Return all the data below as it stands, minus the pictures.

▸ **TASK INPUTS**
::::::::::

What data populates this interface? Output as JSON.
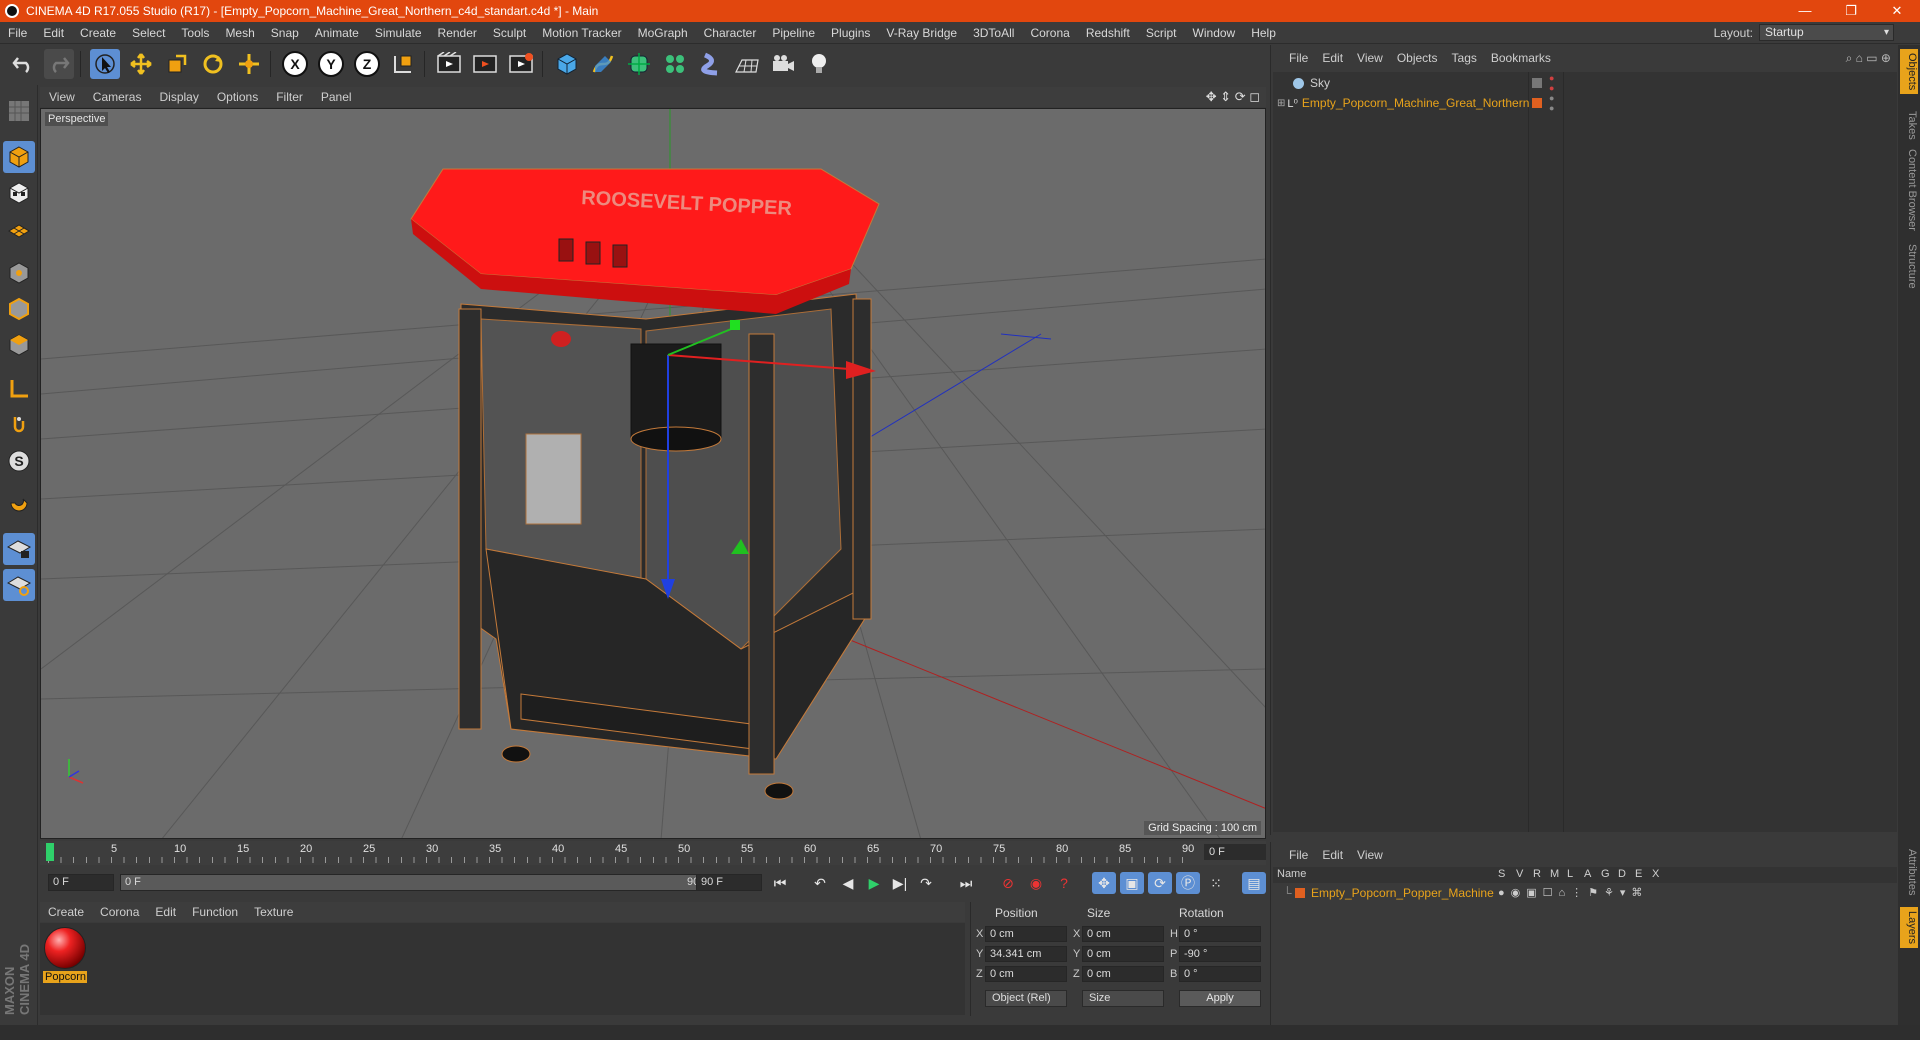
{
  "title_bar": {
    "title": "CINEMA 4D R17.055 Studio (R17) - [Empty_Popcorn_Machine_Great_Northern_c4d_standart.c4d *] - Main",
    "minimize": "—",
    "maximize": "❐",
    "close": "✕"
  },
  "menu": [
    "File",
    "Edit",
    "Create",
    "Select",
    "Tools",
    "Mesh",
    "Snap",
    "Animate",
    "Simulate",
    "Render",
    "Sculpt",
    "Motion Tracker",
    "MoGraph",
    "Character",
    "Pipeline",
    "Plugins",
    "V-Ray Bridge",
    "3DToAll",
    "Corona",
    "Redshift",
    "Script",
    "Window",
    "Help"
  ],
  "layout": {
    "label": "Layout:",
    "value": "Startup"
  },
  "toolbar": {
    "axis_x": "X",
    "axis_y": "Y",
    "axis_z": "Z"
  },
  "viewport": {
    "menu": [
      "View",
      "Cameras",
      "Display",
      "Options",
      "Filter",
      "Panel"
    ],
    "camera_label": "Perspective",
    "grid_spacing": "Grid Spacing : 100 cm",
    "sign_text": "ROOSEVELT POPPER"
  },
  "timeline": {
    "ticks": [
      "0",
      "5",
      "10",
      "15",
      "20",
      "25",
      "30",
      "35",
      "40",
      "45",
      "50",
      "55",
      "60",
      "65",
      "70",
      "75",
      "80",
      "85",
      "90"
    ],
    "current_frame": "0 F"
  },
  "playbar": {
    "start_frame": "0 F",
    "range_start": "0 F",
    "range_end": "90 F",
    "end_frame": "90 F"
  },
  "material_manager": {
    "menu": [
      "Create",
      "Corona",
      "Edit",
      "Function",
      "Texture"
    ],
    "materials": [
      {
        "name": "Popcorn",
        "color": "#e22222"
      }
    ]
  },
  "coordinates": {
    "headers": {
      "position": "Position",
      "size": "Size",
      "rotation": "Rotation"
    },
    "rows": [
      {
        "axis": "X",
        "pos": "0 cm",
        "size_axis": "X",
        "size": "0 cm",
        "rot_axis": "H",
        "rot": "0 °"
      },
      {
        "axis": "Y",
        "pos": "34.341 cm",
        "size_axis": "Y",
        "size": "0 cm",
        "rot_axis": "P",
        "rot": "-90 °"
      },
      {
        "axis": "Z",
        "pos": "0 cm",
        "size_axis": "Z",
        "size": "0 cm",
        "rot_axis": "B",
        "rot": "0 °"
      }
    ],
    "mode": "Object (Rel)",
    "size_mode": "Size",
    "apply": "Apply"
  },
  "object_manager": {
    "menu": [
      "File",
      "Edit",
      "View",
      "Objects",
      "Tags",
      "Bookmarks"
    ],
    "objects": [
      {
        "name": "Sky",
        "color": "#cfcfcf"
      },
      {
        "name": "Empty_Popcorn_Machine_Great_Northern",
        "color": "#e8a31b"
      }
    ]
  },
  "layer_manager": {
    "menu": [
      "File",
      "Edit",
      "View"
    ],
    "headers": [
      "Name",
      "S",
      "V",
      "R",
      "M",
      "L",
      "A",
      "G",
      "D",
      "E",
      "X"
    ],
    "layers": [
      {
        "name": "Empty_Popcorn_Popper_Machine",
        "color": "#e8a31b"
      }
    ]
  },
  "side_tabs": [
    "Objects",
    "Takes",
    "Content Browser",
    "Structure"
  ],
  "side_tabs_bottom": [
    "Attributes",
    "Layers"
  ],
  "brand": "MAXON CINEMA 4D",
  "colors": {
    "accent": "#5d8fd3",
    "titlebar": "#e2470e",
    "highlight": "#e8a31b"
  }
}
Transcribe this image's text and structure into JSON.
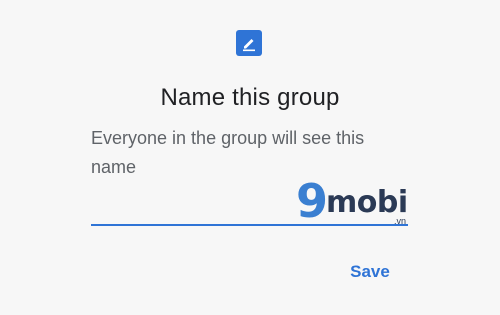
{
  "dialog": {
    "icon": "edit-icon",
    "title": "Name this group",
    "subtitle": "Everyone in the group will see this name",
    "name_field": {
      "value": "",
      "placeholder": ""
    },
    "save_label": "Save"
  },
  "watermark": {
    "nine": "9",
    "mobi": "mobi",
    "vn": ".vn"
  },
  "colors": {
    "accent": "#2f74d6",
    "background": "#f7f7f7",
    "title": "#202124",
    "subtitle": "#5f6368"
  }
}
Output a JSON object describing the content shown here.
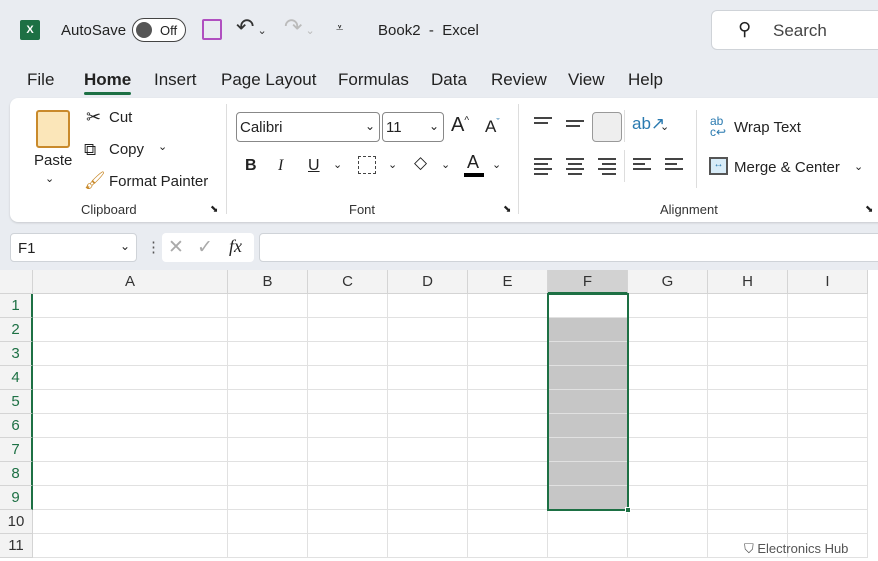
{
  "titlebar": {
    "app_icon": "X",
    "autosave_label": "AutoSave",
    "autosave_state": "Off",
    "document_title": "Book2  -  Excel",
    "search_placeholder": "Search"
  },
  "tabs": [
    {
      "label": "File"
    },
    {
      "label": "Home",
      "active": true
    },
    {
      "label": "Insert"
    },
    {
      "label": "Page Layout"
    },
    {
      "label": "Formulas"
    },
    {
      "label": "Data"
    },
    {
      "label": "Review"
    },
    {
      "label": "View"
    },
    {
      "label": "Help"
    }
  ],
  "clipboard": {
    "paste": "Paste",
    "cut": "Cut",
    "copy": "Copy",
    "format_painter": "Format Painter",
    "group": "Clipboard"
  },
  "font": {
    "name": "Calibri",
    "size": "11",
    "bold": "B",
    "italic": "I",
    "underline": "U",
    "grow": "A",
    "shrink": "A",
    "color_letter": "A",
    "group": "Font",
    "font_color": "#000000"
  },
  "alignment": {
    "wrap_text": "Wrap Text",
    "merge_center": "Merge & Center",
    "group": "Alignment"
  },
  "formula_bar": {
    "name_box": "F1",
    "fx": "fx",
    "value": ""
  },
  "grid": {
    "columns": [
      "A",
      "B",
      "C",
      "D",
      "E",
      "F",
      "G",
      "H",
      "I"
    ],
    "rows": [
      "1",
      "2",
      "3",
      "4",
      "5",
      "6",
      "7",
      "8",
      "9",
      "10",
      "11"
    ],
    "selected_column": "F",
    "selection": "F1:F9",
    "active_cell": "F1"
  },
  "watermark": "Electronics Hub",
  "colors": {
    "accent": "#1d7044",
    "selection_fill": "#c6c6c6"
  }
}
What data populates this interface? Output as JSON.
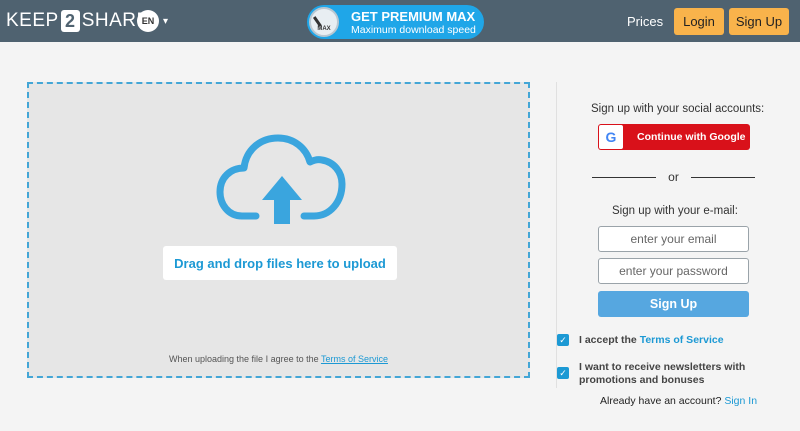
{
  "header": {
    "logo_left": "KEEP",
    "logo_mid": "2",
    "logo_right": "SHARE",
    "lang": "EN",
    "premium_title": "GET PREMIUM MAX",
    "premium_subtitle": "Maximum download speed",
    "premium_badge": "MAX",
    "prices": "Prices",
    "login": "Login",
    "signup": "Sign Up",
    "bg_color": "#4f6270",
    "accent": "#f9b34b"
  },
  "upload": {
    "drag_label": "Drag and drop files here to upload",
    "note_prefix": "When uploading the file I agree to the",
    "note_link": "Terms of Service",
    "icon": "cloud-upload-icon"
  },
  "signup_panel": {
    "social_title": "Sign up with your social accounts:",
    "google_label": "Continue with Google",
    "google_icon": "G",
    "or": "or",
    "email_title": "Sign up with your e-mail:",
    "email_placeholder": "enter your email",
    "password_placeholder": "enter your password",
    "signup_button": "Sign Up",
    "accept_prefix": "I accept the",
    "accept_link": "Terms of Service",
    "newsletter": "I want to receive newsletters with promotions and bonuses",
    "have_account": "Already have an account?",
    "sign_in": "Sign In"
  }
}
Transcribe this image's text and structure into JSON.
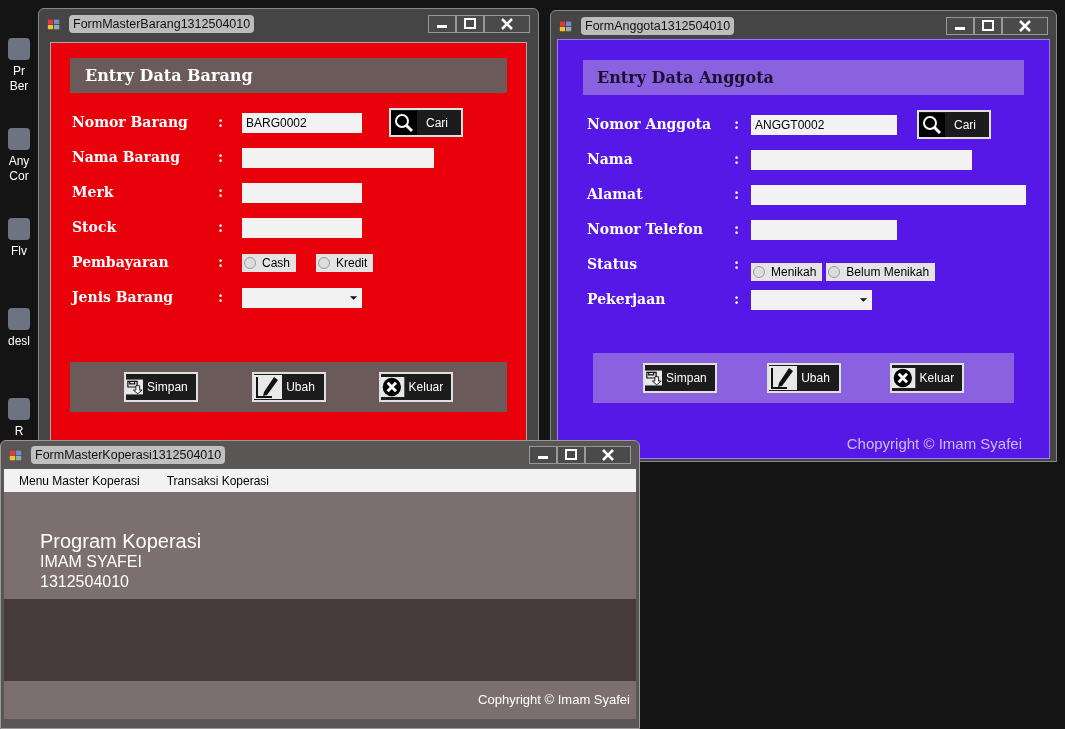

::::::::::

▸ **EXERCISE ANSWER**
What data populates this interface? Output as JSON.
{
  "title_bar": {
    "title": "CINEMA 4D R17.055 Studio (R17) - [Empty_Popcorn_Machine_Great_Northern_c4d_standart.c4d *] - Main",
    "minimize": "—",
    "maximize": "❐",
    "close": "✕"
  },
  "menu": [
    "File",
    "Edit",
    "Create",
    "Select",
    "Tools",
    "Mesh",
    "Snap",
    "Animate",
    "Simulate",
    "Render",
    "Sculpt",
    "Motion Tracker",
    "MoGraph",
    "Character",
    "Pipeline",
    "Plugins",
    "V-Ray Bridge",
    "3DToAll",
    "Corona",
    "Redshift",
    "Script",
    "Window",
    "Help"
  ],
  "layout": {
    "label": "Layout:",
    "value": "Startup"
  },
  "toolbar": {
    "axis_x": "X",
    "axis_y": "Y",
    "axis_z": "Z"
  },
  "viewport": {
    "menu": [
      "View",
      "Cameras",
      "Display",
      "Options",
      "Filter",
      "Panel"
    ],
    "camera_label": "Perspective",
    "grid_spacing": "Grid Spacing : 100 cm",
    "sign_text": "ROOSEVELT POPPER"
  },
  "timeline": {
    "ticks": [
      "0",
      "5",
      "10",
      "15",
      "20",
      "25",
      "30",
      "35",
      "40",
      "45",
      "50",
      "55",
      "60",
      "65",
      "70",
      "75",
      "80",
      "85",
      "90"
    ],
    "current_frame": "0 F"
  },
  "playbar": {
    "start_frame": "0 F",
    "range_start": "0 F",
    "range_end": "90 F",
    "end_frame": "90 F"
  },
  "material_manager": {
    "menu": [
      "Create",
      "Corona",
      "Edit",
      "Function",
      "Texture"
    ],
    "materials": [
      {
        "name": "Popcorn",
        "color": "#e22222"
      }
    ]
  },
  "coordinates": {
    "headers": {
      "position": "Position",
      "size": "Size",
      "rotation": "Rotation"
    },
    "rows": [
      {
        "axis": "X",
        "pos": "0 cm",
        "size_axis": "X",
        "size": "0 cm",
        "rot_axis": "H",
        "rot": "0 °"
      },
      {
        "axis": "Y",
        "pos": "34.341 cm",
        "size_axis": "Y",
        "size": "0 cm",
        "rot_axis": "P",
        "rot": "-90 °"
      },
      {
        "axis": "Z",
        "pos": "0 cm",
        "size_axis": "Z",
        "size": "0 cm",
        "rot_axis": "B",
        "rot": "0 °"
      }
    ],
    "mode": "Object (Rel)",
    "size_mode": "Size",
    "apply": "Apply"
  },
  "object_manager": {
    "menu": [
      "File",
      "Edit",
      "View",
      "Objects",
      "Tags",
      "Bookmarks"
    ],
    "objects": [
      {
        "name": "Sky",
        "color": "#cfcfcf"
      },
      {
        "name": "Empty_Popcorn_Machine_Great_Northern",
        "color": "#e8a31b"
      }
    ]
  },
  "layer_manager": {
    "menu": [
      "File",
      "Edit",
      "View"
    ],
    "headers": [
      "Name",
      "S",
      "V",
      "R",
      "M",
      "L",
      "A",
      "G",
      "D",
      "E",
      "X"
    ],
    "layers": [
      {
        "name": "Empty_Popcorn_Popper_Machine",
        "color": "#e8a31b"
      }
    ]
  },
  "side_tabs": [
    "Objects",
    "Takes",
    "Content Browser",
    "Structure"
  ],
  "side_tabs_bottom": [
    "Attributes",
    "Layers"
  ],
  "brand": "MAXON CINEMA 4D",
  "colors": {
    "accent": "#5d8fd3",
    "titlebar": "#e2470e",
    "highlight": "#e8a31b"
  }
}
Transcribe this image's text and structure into JSON.
{
  "dialog": {
    "icon": "edit-icon",
    "title": "Name this group",
    "subtitle": "Everyone in the group will see this name",
    "name_field": {
      "value": "",
      "placeholder": ""
    },
    "save_label": "Save"
  },
  "watermark": {
    "nine": "9",
    "mobi": "mobi",
    "vn": ".vn"
  },
  "colors": {
    "accent": "#2f74d6",
    "background": "#f7f7f7",
    "title": "#202124",
    "subtitle": "#5f6368"
  }
}
Output a JSON object describing the content shown here.
{
  "titlebar": {
    "app_icon": "X",
    "autosave_label": "AutoSave",
    "autosave_state": "Off",
    "document_title": "Book2  -  Excel",
    "search_placeholder": "Search"
  },
  "tabs": [
    {
      "label": "File"
    },
    {
      "label": "Home",
      "active": true
    },
    {
      "label": "Insert"
    },
    {
      "label": "Page Layout"
    },
    {
      "label": "Formulas"
    },
    {
      "label": "Data"
    },
    {
      "label": "Review"
    },
    {
      "label": "View"
    },
    {
      "label": "Help"
    }
  ],
  "clipboard": {
    "paste": "Paste",
    "cut": "Cut",
    "copy": "Copy",
    "format_painter": "Format Painter",
    "group": "Clipboard"
  },
  "font": {
    "name": "Calibri",
    "size": "11",
    "bold": "B",
    "italic": "I",
    "underline": "U",
    "grow": "A",
    "shrink": "A",
    "color_letter": "A",
    "group": "Font",
    "font_color": "#000000"
  },
  "alignment": {
    "wrap_text": "Wrap Text",
    "merge_center": "Merge & Center",
    "group": "Alignment"
  },
  "formula_bar": {
    "name_box": "F1",
    "fx": "fx",
    "value": ""
  },
  "grid": {
    "columns": [
      "A",
      "B",
      "C",
      "D",
      "E",
      "F",
      "G",
      "H",
      "I"
    ],
    "rows": [
      "1",
      "2",
      "3",
      "4",
      "5",
      "6",
      "7",
      "8",
      "9",
      "10",
      "11"
    ],
    "selected_column": "F",
    "selection": "F1:F9",
    "active_cell": "F1"
  },
  "watermark": "Electronics Hub",
  "colors": {
    "accent": "#1d7044",
    "selection_fill": "#c6c6c6"
  }
}
What data populates this interface? Output as JSON.
{
  "header": {
    "logo_left": "KEEP",
    "logo_mid": "2",
    "logo_right": "SHARE",
    "lang": "EN",
    "premium_title": "GET PREMIUM MAX",
    "premium_subtitle": "Maximum download speed",
    "premium_badge": "MAX",
    "prices": "Prices",
    "login": "Login",
    "signup": "Sign Up",
    "bg_color": "#4f6270",
    "accent": "#f9b34b"
  },
  "upload": {
    "drag_label": "Drag and drop files here to upload",
    "note_prefix": "When uploading the file I agree to the",
    "note_link": "Terms of Service",
    "icon": "cloud-upload-icon"
  },
  "signup_panel": {
    "social_title": "Sign up with your social accounts:",
    "google_label": "Continue with Google",
    "google_icon": "G",
    "or": "or",
    "email_title": "Sign up with your e-mail:",
    "email_placeholder": "enter your email",
    "password_placeholder": "enter your password",
    "signup_button": "Sign Up",
    "accept_prefix": "I accept the",
    "accept_link": "Terms of Service",
    "newsletter": "I want to receive newsletters with promotions and bonuses",
    "have_account": "Already have an account?",
    "sign_in": "Sign In"
  }
}
Transcribe this image's text and structure into JSON.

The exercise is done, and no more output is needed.